Penggalan Dokumen
Senin, 22 April 2013

Peranan Pemerintah dalam Penyelesaian Perselisihan Perburuhan


Peranan Pemerintah dalam Penyelesaian Perselisihan Perburuhan
      dalam hal ini perselisihan identik dengan mebahas masalah konfik. Secara sosiologis perselisihan bisa  terjadi di manapun, di lingkungan rumah tangga, sekolah, pasar, terminal, lingkungan kerja, dan sebaginya.perselisiham buruh ini terkadang tidak dapat dihindari. Oleh sebab itu semuapihak yang berselisih agar lebih dewasa dengan mengurangi egoknya masing masing untuk terciptanya suatu kenyamanan.
      pengertian perselisihan perburuhan adalah pertentangan antara majikan atau perkumpulan majikan dengan serikat buruh atau gangguan serikat buruh berhubung dengan tidak adanya persesuaian paham mengenai hubungan kerja, syarat-syarat kerja, dan/atau keadaan perburuhan (pasal 1 ayat (1) huruf c undang-undang nomor 22 tahun 1957).
      Selanjutnya berdasarkan Keputusan Menteri Tenaga Kerja Nomor Kep-15A/Men/1994, istilah perselisihan perburuan diganti menjadi perselisihan hubungan industrial.
         1.   Jenis-jenis hubungan industrial
1.Perselisihan Hak (Rechtsgeschillen)
2.Perselisihan Kepentingan (Belangengeschillen)
3.Perselisihan PHK
4.Perselisihan antara pekerja/serikat buruh dalam suatu perusahaan

         2.   Prosedur Penyelesaian Perselisihan Hubungan Industrial (Perburuhan)
  banyak cara untuk menyelesaikan perselisihan tetapi secara teoritis ada tiga kemungkinan untuk menyelesaikan perselisihan hubungan industrial (Budiono, 1995: 161), yaitu melalui perundingan. Menyerahkan kepada juru/dewan pemisah, dan menyerahkan kepada pegawai perburuhan untuk diperantarai. Berdasarkan ketentuan Undang-Undang Nomor 2 yahun 2004, maka prosedur penyelesaian hubungan industrial ditempuh dalam empat tahap antara lain:
1.  Bipartit
2.  Konsiliasi atau Arbitrase
3.   Mediasi
4.   Pengadilan Hubungan Industrial

1.   Bipartit
       Pengertian bipartit dalam hal ini sebagai mekanisme adalah tata cara atau proses perundingan yang dilakukan antara dua pihak, ayitu pihak pengusaha dengan pihak pekerja/buruh atau serikat pekerja/serikat buruh, antara lain, apabila terjadi perselisihan antara pengusaha dengan pekera/buruh diperusahaan (surat edaran Direktur Jendral Pembinaan Hubungan Industrial Nomor SE-01/D.PHI/XI/2004. perundingan bipartit pada hakikatnya merupakan upaya musyawrah untuk mufakat antara pihak pengusaha dan pihak pekerja/buruh atau serikat pekerja/serikat buruh. Lingkup penyelesaian hubungan industrial melalui bipartit meliputi keempat jenis perselisihan, yakni perselisihan hak, perselisihan kepentingan, perselisihan PHK, dan perselisihan antara pekerja/serikat buruh dalam suatu perusahaan.

Tujuan Tugas
#1 Jawablah pertanyaan berikut berdasarkan teks tentang perselisihan perburuhan.
(a) Menurut Keputusan Menteri Tenaga Kerja Nomor Kep-15A/Men/1994, istilah perselisihan perburuhan diganti menjadi apa?
(b) Berapa tahap prosedur penyelesaian hubungan industrial, dan apa tahap pertamanya?
(c) Antara pihak mana saja perundingan bipartit dilakukan?
#2 Jelaskan dengan satu sampai tiga kalimat mengapa teks tentang perselisihan perburuhan meminta semua pihak yang berselisih bersikap lebih dewasa.
#3 Sambunglah teks tentang perselisihan perburuhan mulai setelah kalimat terakhirnya.
Item di bawah ini diambil dari sumber yang berbeda.

Data Tersimpan

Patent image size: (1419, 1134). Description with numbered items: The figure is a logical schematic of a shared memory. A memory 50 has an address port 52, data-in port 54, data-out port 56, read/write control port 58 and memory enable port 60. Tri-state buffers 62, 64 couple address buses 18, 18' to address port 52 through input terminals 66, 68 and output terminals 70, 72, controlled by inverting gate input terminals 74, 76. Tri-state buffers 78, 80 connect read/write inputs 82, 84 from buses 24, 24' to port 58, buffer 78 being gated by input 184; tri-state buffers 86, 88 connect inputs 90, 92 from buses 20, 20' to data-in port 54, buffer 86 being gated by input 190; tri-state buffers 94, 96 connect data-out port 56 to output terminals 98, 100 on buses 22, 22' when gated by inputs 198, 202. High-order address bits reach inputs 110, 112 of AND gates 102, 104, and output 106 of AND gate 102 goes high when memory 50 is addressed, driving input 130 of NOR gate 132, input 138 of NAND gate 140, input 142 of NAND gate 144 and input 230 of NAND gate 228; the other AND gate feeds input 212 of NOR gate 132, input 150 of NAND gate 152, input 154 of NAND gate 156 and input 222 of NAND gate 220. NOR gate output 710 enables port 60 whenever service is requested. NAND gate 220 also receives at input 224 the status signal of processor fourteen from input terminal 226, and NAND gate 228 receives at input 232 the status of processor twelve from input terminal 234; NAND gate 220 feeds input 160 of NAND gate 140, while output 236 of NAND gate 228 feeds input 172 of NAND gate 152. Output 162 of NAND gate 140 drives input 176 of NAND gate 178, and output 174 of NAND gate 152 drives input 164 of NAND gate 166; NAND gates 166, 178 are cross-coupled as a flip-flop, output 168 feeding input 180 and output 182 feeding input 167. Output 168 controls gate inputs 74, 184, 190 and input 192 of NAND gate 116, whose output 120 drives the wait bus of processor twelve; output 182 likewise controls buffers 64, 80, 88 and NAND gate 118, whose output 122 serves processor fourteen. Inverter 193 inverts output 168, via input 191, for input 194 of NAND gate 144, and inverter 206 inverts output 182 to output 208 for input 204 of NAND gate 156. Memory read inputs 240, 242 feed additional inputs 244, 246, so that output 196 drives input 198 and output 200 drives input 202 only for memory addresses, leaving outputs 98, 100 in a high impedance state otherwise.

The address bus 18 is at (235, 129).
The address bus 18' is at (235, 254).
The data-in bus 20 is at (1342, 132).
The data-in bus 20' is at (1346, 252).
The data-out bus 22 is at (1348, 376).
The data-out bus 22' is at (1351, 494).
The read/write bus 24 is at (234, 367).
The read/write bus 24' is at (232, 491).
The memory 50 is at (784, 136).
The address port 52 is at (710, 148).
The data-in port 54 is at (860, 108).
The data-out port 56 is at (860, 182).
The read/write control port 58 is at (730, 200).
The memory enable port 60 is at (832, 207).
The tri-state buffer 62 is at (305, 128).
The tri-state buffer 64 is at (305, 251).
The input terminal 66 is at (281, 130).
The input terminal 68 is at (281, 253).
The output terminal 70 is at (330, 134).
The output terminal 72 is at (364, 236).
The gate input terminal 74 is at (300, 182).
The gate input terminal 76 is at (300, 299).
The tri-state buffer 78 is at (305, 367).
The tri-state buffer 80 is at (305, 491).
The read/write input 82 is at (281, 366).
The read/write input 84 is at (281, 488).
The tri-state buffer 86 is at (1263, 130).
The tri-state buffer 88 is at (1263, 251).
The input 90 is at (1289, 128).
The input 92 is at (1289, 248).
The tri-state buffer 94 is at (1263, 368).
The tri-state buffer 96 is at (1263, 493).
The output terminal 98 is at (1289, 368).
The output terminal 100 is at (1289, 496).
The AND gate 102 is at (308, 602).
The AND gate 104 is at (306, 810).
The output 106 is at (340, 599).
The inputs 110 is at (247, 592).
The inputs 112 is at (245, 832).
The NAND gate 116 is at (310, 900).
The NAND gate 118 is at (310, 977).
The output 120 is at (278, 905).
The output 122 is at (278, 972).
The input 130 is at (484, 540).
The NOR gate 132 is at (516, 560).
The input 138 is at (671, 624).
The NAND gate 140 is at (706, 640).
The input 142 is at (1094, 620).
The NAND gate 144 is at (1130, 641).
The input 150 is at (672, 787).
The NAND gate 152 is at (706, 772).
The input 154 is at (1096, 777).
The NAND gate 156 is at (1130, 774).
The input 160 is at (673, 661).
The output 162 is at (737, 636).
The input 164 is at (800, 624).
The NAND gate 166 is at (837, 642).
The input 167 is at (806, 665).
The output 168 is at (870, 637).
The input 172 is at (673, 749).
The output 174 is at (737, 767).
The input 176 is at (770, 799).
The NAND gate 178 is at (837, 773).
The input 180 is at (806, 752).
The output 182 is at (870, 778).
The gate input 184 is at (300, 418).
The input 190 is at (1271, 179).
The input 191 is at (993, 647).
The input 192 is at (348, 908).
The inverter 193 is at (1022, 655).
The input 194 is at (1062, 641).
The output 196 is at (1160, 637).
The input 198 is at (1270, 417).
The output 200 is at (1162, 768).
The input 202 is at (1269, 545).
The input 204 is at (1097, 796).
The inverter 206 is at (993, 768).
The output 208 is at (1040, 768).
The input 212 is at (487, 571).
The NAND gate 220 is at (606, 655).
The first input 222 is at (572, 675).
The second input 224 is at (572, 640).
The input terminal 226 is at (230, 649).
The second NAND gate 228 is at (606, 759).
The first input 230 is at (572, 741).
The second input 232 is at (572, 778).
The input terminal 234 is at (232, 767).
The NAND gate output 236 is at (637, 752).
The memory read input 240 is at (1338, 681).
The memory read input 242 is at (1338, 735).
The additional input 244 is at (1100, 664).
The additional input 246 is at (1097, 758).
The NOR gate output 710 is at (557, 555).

Jawaban per Tugas
#1
(a) Perselisihan hubungan industrial.
(b) Empat tahap, dan tahap pertamanya adalah bipartit.
(c) Antara pihak pengusaha dan pihak pekerja/buruh atau serikat pekerja/serikat buruh.

#2 Perselisihan buruh terkadang tidak dapat dihindari. Karena itu semua pihak yang berselisih diminta bersikap lebih dewasa dengan mengurangi ego masing-masing agar tercipta kenyamanan.

#3
      2.   Konsiliasi atau Arbitrase
         Lingkup penyelesaian perselisihan hubungan industrial melalui konsiliasi meliputi tiga jenis perselisihan yakni perselisihan kepentingan, perselisihan PHK, dan perselisihan antara pekerja/serikat buruh dalam suatu perusahaan (pasal 1 angka 13 Undang-undang Nomor 12 tahun 2004), sedangkan arbitrase, lingkup penyelesaian perselisihan hubungan industrial meliputi dua jenis perselisihan yakni perselisihan kepentingan dan perselisihan antara SP/SB dalam suatu perusahaan (ppasal 1 angka 15 undang-undang nomor 2 tahun 2004).
                     3.   Mediasi
         Lingkup penyelesaian perselisihan hubungan industrial melalui mediasi meliputi empat jenis perselisihan yakni, perselisihan hak, perselisihan kepentingan, perselisihan PHK, dan perselisihan antara pekerja/serikat buruh dalam suatu perusahaan (pasal 1 angka 11 undang-undang nomor 2 tahun 2004)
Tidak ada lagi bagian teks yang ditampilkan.